#### INFORMATION GIVEN:
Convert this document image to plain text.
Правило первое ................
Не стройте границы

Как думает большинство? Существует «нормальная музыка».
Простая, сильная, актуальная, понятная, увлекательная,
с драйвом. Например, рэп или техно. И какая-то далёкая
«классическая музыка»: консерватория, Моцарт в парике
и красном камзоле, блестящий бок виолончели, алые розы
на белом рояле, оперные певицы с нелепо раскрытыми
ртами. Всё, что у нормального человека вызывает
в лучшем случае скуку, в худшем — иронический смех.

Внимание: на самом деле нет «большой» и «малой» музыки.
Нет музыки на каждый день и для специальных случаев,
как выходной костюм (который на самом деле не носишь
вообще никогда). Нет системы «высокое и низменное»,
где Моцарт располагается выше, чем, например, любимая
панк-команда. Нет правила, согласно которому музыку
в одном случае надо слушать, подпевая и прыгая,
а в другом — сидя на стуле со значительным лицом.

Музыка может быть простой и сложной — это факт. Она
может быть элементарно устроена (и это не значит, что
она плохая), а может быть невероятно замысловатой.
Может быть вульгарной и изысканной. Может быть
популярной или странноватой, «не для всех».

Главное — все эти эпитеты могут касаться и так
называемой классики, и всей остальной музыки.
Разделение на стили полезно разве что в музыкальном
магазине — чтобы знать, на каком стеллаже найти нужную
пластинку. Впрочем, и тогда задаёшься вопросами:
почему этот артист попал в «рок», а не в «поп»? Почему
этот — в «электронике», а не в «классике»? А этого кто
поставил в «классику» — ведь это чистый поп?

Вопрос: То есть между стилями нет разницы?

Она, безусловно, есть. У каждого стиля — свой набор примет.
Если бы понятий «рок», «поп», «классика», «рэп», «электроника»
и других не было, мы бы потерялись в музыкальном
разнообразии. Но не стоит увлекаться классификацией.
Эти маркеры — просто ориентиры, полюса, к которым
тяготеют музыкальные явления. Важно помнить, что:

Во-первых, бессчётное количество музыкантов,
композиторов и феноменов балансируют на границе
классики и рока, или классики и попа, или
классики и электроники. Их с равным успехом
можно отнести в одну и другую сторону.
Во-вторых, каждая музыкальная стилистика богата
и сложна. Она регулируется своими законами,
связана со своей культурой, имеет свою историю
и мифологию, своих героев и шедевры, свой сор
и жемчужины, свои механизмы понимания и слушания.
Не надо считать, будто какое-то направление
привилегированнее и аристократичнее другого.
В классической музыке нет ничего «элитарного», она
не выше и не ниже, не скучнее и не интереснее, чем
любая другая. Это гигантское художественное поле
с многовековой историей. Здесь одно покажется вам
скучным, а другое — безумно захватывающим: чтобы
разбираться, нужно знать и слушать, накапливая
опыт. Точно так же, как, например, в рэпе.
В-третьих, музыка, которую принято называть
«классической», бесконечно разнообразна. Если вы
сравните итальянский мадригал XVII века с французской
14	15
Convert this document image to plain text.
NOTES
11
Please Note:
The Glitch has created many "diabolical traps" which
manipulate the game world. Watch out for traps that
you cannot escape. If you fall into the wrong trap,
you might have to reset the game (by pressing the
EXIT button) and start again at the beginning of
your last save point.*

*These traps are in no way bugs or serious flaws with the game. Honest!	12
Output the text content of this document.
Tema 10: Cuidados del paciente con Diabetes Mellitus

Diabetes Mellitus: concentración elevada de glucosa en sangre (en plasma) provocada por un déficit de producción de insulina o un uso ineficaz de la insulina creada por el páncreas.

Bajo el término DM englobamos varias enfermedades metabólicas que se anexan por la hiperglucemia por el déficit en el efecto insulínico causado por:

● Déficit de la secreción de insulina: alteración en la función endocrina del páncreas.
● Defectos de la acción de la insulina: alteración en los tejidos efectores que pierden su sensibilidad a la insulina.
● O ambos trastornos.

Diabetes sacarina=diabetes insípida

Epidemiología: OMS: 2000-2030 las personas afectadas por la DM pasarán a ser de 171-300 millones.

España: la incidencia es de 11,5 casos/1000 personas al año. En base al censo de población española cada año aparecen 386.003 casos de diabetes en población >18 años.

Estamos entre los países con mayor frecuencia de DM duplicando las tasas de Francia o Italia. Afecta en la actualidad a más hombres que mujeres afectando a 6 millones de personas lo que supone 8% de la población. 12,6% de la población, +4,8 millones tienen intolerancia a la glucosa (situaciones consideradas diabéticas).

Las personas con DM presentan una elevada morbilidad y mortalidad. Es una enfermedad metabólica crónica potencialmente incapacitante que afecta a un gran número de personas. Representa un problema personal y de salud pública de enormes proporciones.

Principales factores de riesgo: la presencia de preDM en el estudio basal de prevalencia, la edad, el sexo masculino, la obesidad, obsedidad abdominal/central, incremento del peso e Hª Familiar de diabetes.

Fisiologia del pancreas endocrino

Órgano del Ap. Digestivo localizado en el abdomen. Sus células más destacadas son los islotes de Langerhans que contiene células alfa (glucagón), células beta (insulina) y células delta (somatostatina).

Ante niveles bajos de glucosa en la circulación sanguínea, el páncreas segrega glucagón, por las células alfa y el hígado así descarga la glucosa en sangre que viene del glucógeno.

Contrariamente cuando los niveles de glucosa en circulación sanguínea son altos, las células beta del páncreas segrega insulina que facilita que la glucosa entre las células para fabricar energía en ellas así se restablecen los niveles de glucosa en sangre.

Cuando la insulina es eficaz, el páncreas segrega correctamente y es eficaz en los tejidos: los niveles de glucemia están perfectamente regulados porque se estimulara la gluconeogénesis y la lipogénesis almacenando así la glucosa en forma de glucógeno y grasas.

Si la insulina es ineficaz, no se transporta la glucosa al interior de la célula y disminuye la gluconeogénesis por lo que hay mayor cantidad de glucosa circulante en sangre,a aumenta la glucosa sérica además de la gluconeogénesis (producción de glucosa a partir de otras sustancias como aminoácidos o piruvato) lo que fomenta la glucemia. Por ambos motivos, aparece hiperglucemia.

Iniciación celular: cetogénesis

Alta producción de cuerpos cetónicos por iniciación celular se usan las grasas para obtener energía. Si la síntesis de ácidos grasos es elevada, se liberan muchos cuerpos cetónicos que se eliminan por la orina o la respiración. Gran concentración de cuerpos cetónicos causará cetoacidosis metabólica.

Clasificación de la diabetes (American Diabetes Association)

#### WHAT YOU ARE ASKED TO DO:
Give back all the data exactly as written.

#### PROBLEM SOLUTION:
Convert this document image to plain text.
Правило первое ................
Не стройте границы

Как думает большинство? Существует «нормальная музыка».
Простая, сильная, актуальная, понятная, увлекательная,
с драйвом. Например, рэп или техно. И какая-то далёкая
«классическая музыка»: консерватория, Моцарт в парике
и красном камзоле, блестящий бок виолончели, алые розы
на белом рояле, оперные певицы с нелепо раскрытыми
ртами. Всё, что у нормального человека вызывает
в лучшем случае скуку, в худшем — иронический смех.

Внимание: на самом деле нет «большой» и «малой» музыки.
Нет музыки на каждый день и для специальных случаев,
как выходной костюм (который на самом деле не носишь
вообще никогда). Нет системы «высокое и низменное»,
где Моцарт располагается выше, чем, например, любимая
панк-команда. Нет правила, согласно которому музыку
в одном случае надо слушать, подпевая и прыгая,
а в другом — сидя на стуле со значительным лицом.

Музыка может быть простой и сложной — это факт. Она
может быть элементарно устроена (и это не значит, что
она плохая), а может быть невероятно замысловатой.
Может быть вульгарной и изысканной. Может быть
популярной или странноватой, «не для всех».

Главное — все эти эпитеты могут касаться и так
называемой классики, и всей остальной музыки.
Разделение на стили полезно разве что в музыкальном
магазине — чтобы знать, на каком стеллаже найти нужную
пластинку. Впрочем, и тогда задаёшься вопросами:
почему этот артист попал в «рок», а не в «поп»? Почему
этот — в «электронике», а не в «классике»? А этого кто
поставил в «классику» — ведь это чистый поп?

Вопрос: То есть между стилями нет разницы?

Она, безусловно, есть. У каждого стиля — свой набор примет.
Если бы понятий «рок», «поп», «классика», «рэп», «электроника»
и других не было, мы бы потерялись в музыкальном
разнообразии. Но не стоит увлекаться классификацией.
Эти маркеры — просто ориентиры, полюса, к которым
тяготеют музыкальные явления. Важно помнить, что:

Во-первых, бессчётное количество музыкантов,
композиторов и феноменов балансируют на границе
классики и рока, или классики и попа, или
классики и электроники. Их с равным успехом
можно отнести в одну и другую сторону.
Во-вторых, каждая музыкальная стилистика богата
и сложна. Она регулируется своими законами,
связана со своей культурой, имеет свою историю
и мифологию, своих героев и шедевры, свой сор
и жемчужины, свои механизмы понимания и слушания.
Не надо считать, будто какое-то направление
привилегированнее и аристократичнее другого.
В классической музыке нет ничего «элитарного», она
не выше и не ниже, не скучнее и не интереснее, чем
любая другая. Это гигантское художественное поле
с многовековой историей. Здесь одно покажется вам
скучным, а другое — безумно захватывающим: чтобы
разбираться, нужно знать и слушать, накапливая
опыт. Точно так же, как, например, в рэпе.
В-третьих, музыка, которую принято называть
«классической», бесконечно разнообразна. Если вы
сравните итальянский мадригал XVII века с французской
14	15
Convert this document image to plain text.
NOTES
11
Please Note:
The Glitch has created many "diabolical traps" which
manipulate the game world. Watch out for traps that
you cannot escape. If you fall into the wrong trap,
you might have to reset the game (by pressing the
EXIT button) and start again at the beginning of
your last save point.*

*These traps are in no way bugs or serious flaws with the game. Honest!	12
Output the text content of this document.
Tema 10: Cuidados del paciente con Diabetes Mellitus

Diabetes Mellitus: concentración elevada de glucosa en sangre (en plasma) provocada por un déficit de producción de insulina o un uso ineficaz de la insulina creada por el páncreas.

Bajo el término DM englobamos varias enfermedades metabólicas que se anexan por la hiperglucemia por el déficit en el efecto insulínico causado por:

● Déficit de la secreción de insulina: alteración en la función endocrina del páncreas.
● Defectos de la acción de la insulina: alteración en los tejidos efectores que pierden su sensibilidad a la insulina.
● O ambos trastornos.

Diabetes sacarina=diabetes insípida

Epidemiología: OMS: 2000-2030 las personas afectadas por la DM pasarán a ser de 171-300 millones.

España: la incidencia es de 11,5 casos/1000 personas al año. En base al censo de población española cada año aparecen 386.003 casos de diabetes en población >18 años.

Estamos entre los países con mayor frecuencia de DM duplicando las tasas de Francia o Italia. Afecta en la actualidad a más hombres que mujeres afectando a 6 millones de personas lo que supone 8% de la población. 12,6% de la población, +4,8 millones tienen intolerancia a la glucosa (situaciones consideradas diabéticas).

Las personas con DM presentan una elevada morbilidad y mortalidad. Es una enfermedad metabólica crónica potencialmente incapacitante que afecta a un gran número de personas. Representa un problema personal y de salud pública de enormes proporciones.

Principales factores de riesgo: la presencia de preDM en el estudio basal de prevalencia, la edad, el sexo masculino, la obesidad, obsedidad abdominal/central, incremento del peso e Hª Familiar de diabetes.

Fisiologia del pancreas endocrino

Órgano del Ap. Digestivo localizado en el abdomen. Sus células más destacadas son los islotes de Langerhans que contiene células alfa (glucagón), células beta (insulina) y células delta (somatostatina).

Ante niveles bajos de glucosa en la circulación sanguínea, el páncreas segrega glucagón, por las células alfa y el hígado así descarga la glucosa en sangre que viene del glucógeno.

Contrariamente cuando los niveles de glucosa en circulación sanguínea son altos, las células beta del páncreas segrega insulina que facilita que la glucosa entre las células para fabricar energía en ellas así se restablecen los niveles de glucosa en sangre.

Cuando la insulina es eficaz, el páncreas segrega correctamente y es eficaz en los tejidos: los niveles de glucemia están perfectamente regulados porque se estimulara la gluconeogénesis y la lipogénesis almacenando así la glucosa en forma de glucógeno y grasas.

Si la insulina es ineficaz, no se transporta la glucosa al interior de la célula y disminuye la gluconeogénesis por lo que hay mayor cantidad de glucosa circulante en sangre,a aumenta la glucosa sérica además de la gluconeogénesis (producción de glucosa a partir de otras sustancias como aminoácidos o piruvato) lo que fomenta la glucemia. Por ambos motivos, aparece hiperglucemia.

Iniciación celular: cetogénesis

Alta producción de cuerpos cetónicos por iniciación celular se usan las grasas para obtener energía. Si la síntesis de ácidos grasos es elevada, se liberan muchos cuerpos cetónicos que se eliminan por la orina o la respiración. Gran concentración de cuerpos cetónicos causará cetoacidosis metabólica.

Clasificación de la diabetes (American Diabetes Association)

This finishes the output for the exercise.